TASK GOAL =>
With the pictures omitted, write out the entries that follow exactly as they stand.

RECORDS =>
* Start *

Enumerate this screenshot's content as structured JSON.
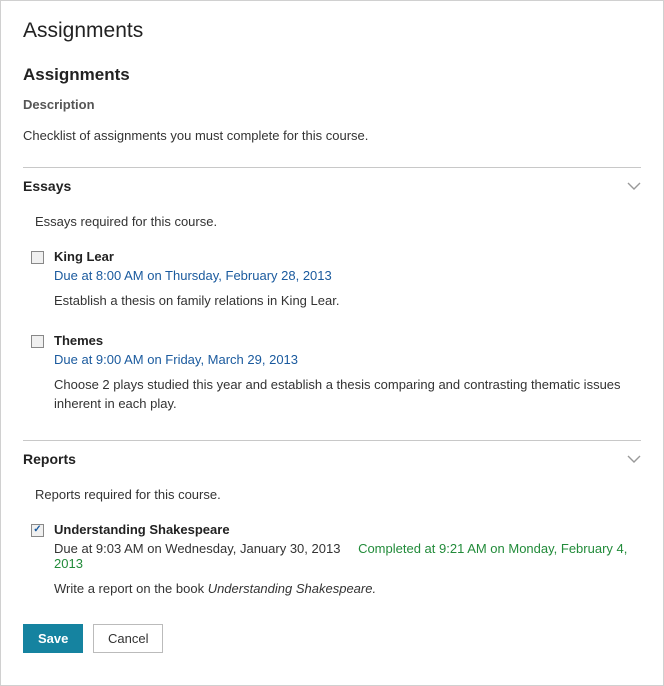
{
  "page": {
    "title": "Assignments",
    "subtitle": "Assignments",
    "description_label": "Description",
    "description_text": "Checklist of assignments you must complete for this course."
  },
  "categories": [
    {
      "title": "Essays",
      "description": "Essays required for this course.",
      "items": [
        {
          "title": "King Lear",
          "checked": false,
          "due": "Due at 8:00 AM on Thursday, February 28, 2013",
          "completed": "",
          "desc_plain": "Establish a thesis on family relations in King Lear.",
          "desc_italic": ""
        },
        {
          "title": "Themes",
          "checked": false,
          "due": "Due at 9:00 AM on Friday, March 29, 2013",
          "completed": "",
          "desc_plain": "Choose 2 plays studied this year and establish a thesis comparing and contrasting thematic issues inherent in each play.",
          "desc_italic": ""
        }
      ]
    },
    {
      "title": "Reports",
      "description": "Reports required for this course.",
      "items": [
        {
          "title": "Understanding Shakespeare",
          "checked": true,
          "due": "Due at 9:03 AM on Wednesday, January 30, 2013",
          "completed": "Completed at 9:21 AM on Monday, February 4, 2013",
          "desc_plain": "Write a report on the book ",
          "desc_italic": "Understanding Shakespeare."
        }
      ]
    }
  ],
  "buttons": {
    "save": "Save",
    "cancel": "Cancel"
  }
}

* End *

SOLUTION =>
Enumerate this screenshot's content as structured JSON.
{
  "page": {
    "title": "Assignments",
    "subtitle": "Assignments",
    "description_label": "Description",
    "description_text": "Checklist of assignments you must complete for this course."
  },
  "categories": [
    {
      "title": "Essays",
      "description": "Essays required for this course.",
      "items": [
        {
          "title": "King Lear",
          "checked": false,
          "due": "Due at 8:00 AM on Thursday, February 28, 2013",
          "completed": "",
          "desc_plain": "Establish a thesis on family relations in King Lear.",
          "desc_italic": ""
        },
        {
          "title": "Themes",
          "checked": false,
          "due": "Due at 9:00 AM on Friday, March 29, 2013",
          "completed": "",
          "desc_plain": "Choose 2 plays studied this year and establish a thesis comparing and contrasting thematic issues inherent in each play.",
          "desc_italic": ""
        }
      ]
    },
    {
      "title": "Reports",
      "description": "Reports required for this course.",
      "items": [
        {
          "title": "Understanding Shakespeare",
          "checked": true,
          "due": "Due at 9:03 AM on Wednesday, January 30, 2013",
          "completed": "Completed at 9:21 AM on Monday, February 4, 2013",
          "desc_plain": "Write a report on the book ",
          "desc_italic": "Understanding Shakespeare."
        }
      ]
    }
  ],
  "buttons": {
    "save": "Save",
    "cancel": "Cancel"
  }
}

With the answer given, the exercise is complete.